<<<<

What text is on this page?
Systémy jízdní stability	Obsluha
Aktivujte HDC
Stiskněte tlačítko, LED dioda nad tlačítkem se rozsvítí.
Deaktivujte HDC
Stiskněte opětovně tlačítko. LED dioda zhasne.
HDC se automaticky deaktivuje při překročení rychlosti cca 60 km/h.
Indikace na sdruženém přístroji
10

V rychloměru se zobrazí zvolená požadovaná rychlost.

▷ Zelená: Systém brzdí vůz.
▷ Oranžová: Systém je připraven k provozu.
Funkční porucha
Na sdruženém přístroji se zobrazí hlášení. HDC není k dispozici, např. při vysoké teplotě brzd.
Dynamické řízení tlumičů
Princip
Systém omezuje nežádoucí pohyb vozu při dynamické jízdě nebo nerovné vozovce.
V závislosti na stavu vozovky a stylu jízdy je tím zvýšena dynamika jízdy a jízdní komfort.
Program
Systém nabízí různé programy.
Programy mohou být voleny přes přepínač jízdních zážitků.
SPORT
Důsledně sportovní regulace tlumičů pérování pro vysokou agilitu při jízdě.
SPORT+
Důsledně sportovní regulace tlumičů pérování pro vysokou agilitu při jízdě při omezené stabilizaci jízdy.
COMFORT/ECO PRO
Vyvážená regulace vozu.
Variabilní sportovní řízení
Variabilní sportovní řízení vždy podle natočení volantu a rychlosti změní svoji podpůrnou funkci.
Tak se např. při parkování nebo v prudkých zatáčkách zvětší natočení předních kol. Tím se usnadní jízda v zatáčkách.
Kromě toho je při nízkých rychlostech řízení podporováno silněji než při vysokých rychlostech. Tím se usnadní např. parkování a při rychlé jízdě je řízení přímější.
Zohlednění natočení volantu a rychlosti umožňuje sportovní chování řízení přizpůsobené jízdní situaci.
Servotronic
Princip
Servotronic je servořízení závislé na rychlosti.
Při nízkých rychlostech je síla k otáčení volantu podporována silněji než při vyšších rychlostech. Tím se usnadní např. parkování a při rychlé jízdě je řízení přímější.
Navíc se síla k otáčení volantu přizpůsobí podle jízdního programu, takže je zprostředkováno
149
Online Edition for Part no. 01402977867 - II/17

>>>>

— GIVEN EXERCISE —
Transcribe all lines as written.

— REPLY TO THE EXERCISE —
What text is on this page?
Systémy jízdní stability	Obsluha
Aktivujte HDC
Stiskněte tlačítko, LED dioda nad tlačítkem se rozsvítí.
Deaktivujte HDC
Stiskněte opětovně tlačítko. LED dioda zhasne.
HDC se automaticky deaktivuje při překročení rychlosti cca 60 km/h.
Indikace na sdruženém přístroji
10

V rychloměru se zobrazí zvolená požadovaná rychlost.

▷ Zelená: Systém brzdí vůz.
▷ Oranžová: Systém je připraven k provozu.
Funkční porucha
Na sdruženém přístroji se zobrazí hlášení. HDC není k dispozici, např. při vysoké teplotě brzd.
Dynamické řízení tlumičů
Princip
Systém omezuje nežádoucí pohyb vozu při dynamické jízdě nebo nerovné vozovce.
V závislosti na stavu vozovky a stylu jízdy je tím zvýšena dynamika jízdy a jízdní komfort.
Program
Systém nabízí různé programy.
Programy mohou být voleny přes přepínač jízdních zážitků.
SPORT
Důsledně sportovní regulace tlumičů pérování pro vysokou agilitu při jízdě.
SPORT+
Důsledně sportovní regulace tlumičů pérování pro vysokou agilitu při jízdě při omezené stabilizaci jízdy.
COMFORT/ECO PRO
Vyvážená regulace vozu.
Variabilní sportovní řízení
Variabilní sportovní řízení vždy podle natočení volantu a rychlosti změní svoji podpůrnou funkci.
Tak se např. při parkování nebo v prudkých zatáčkách zvětší natočení předních kol. Tím se usnadní jízda v zatáčkách.
Kromě toho je při nízkých rychlostech řízení podporováno silněji než při vysokých rychlostech. Tím se usnadní např. parkování a při rychlé jízdě je řízení přímější.
Zohlednění natočení volantu a rychlosti umožňuje sportovní chování řízení přizpůsobené jízdní situaci.
Servotronic
Princip
Servotronic je servořízení závislé na rychlosti.
Při nízkých rychlostech je síla k otáčení volantu podporována silněji než při vyšších rychlostech. Tím se usnadní např. parkování a při rychlé jízdě je řízení přímější.
Navíc se síla k otáčení volantu přizpůsobí podle jízdního programu, takže je zprostředkováno
149
Online Edition for Part no. 01402977867 - II/17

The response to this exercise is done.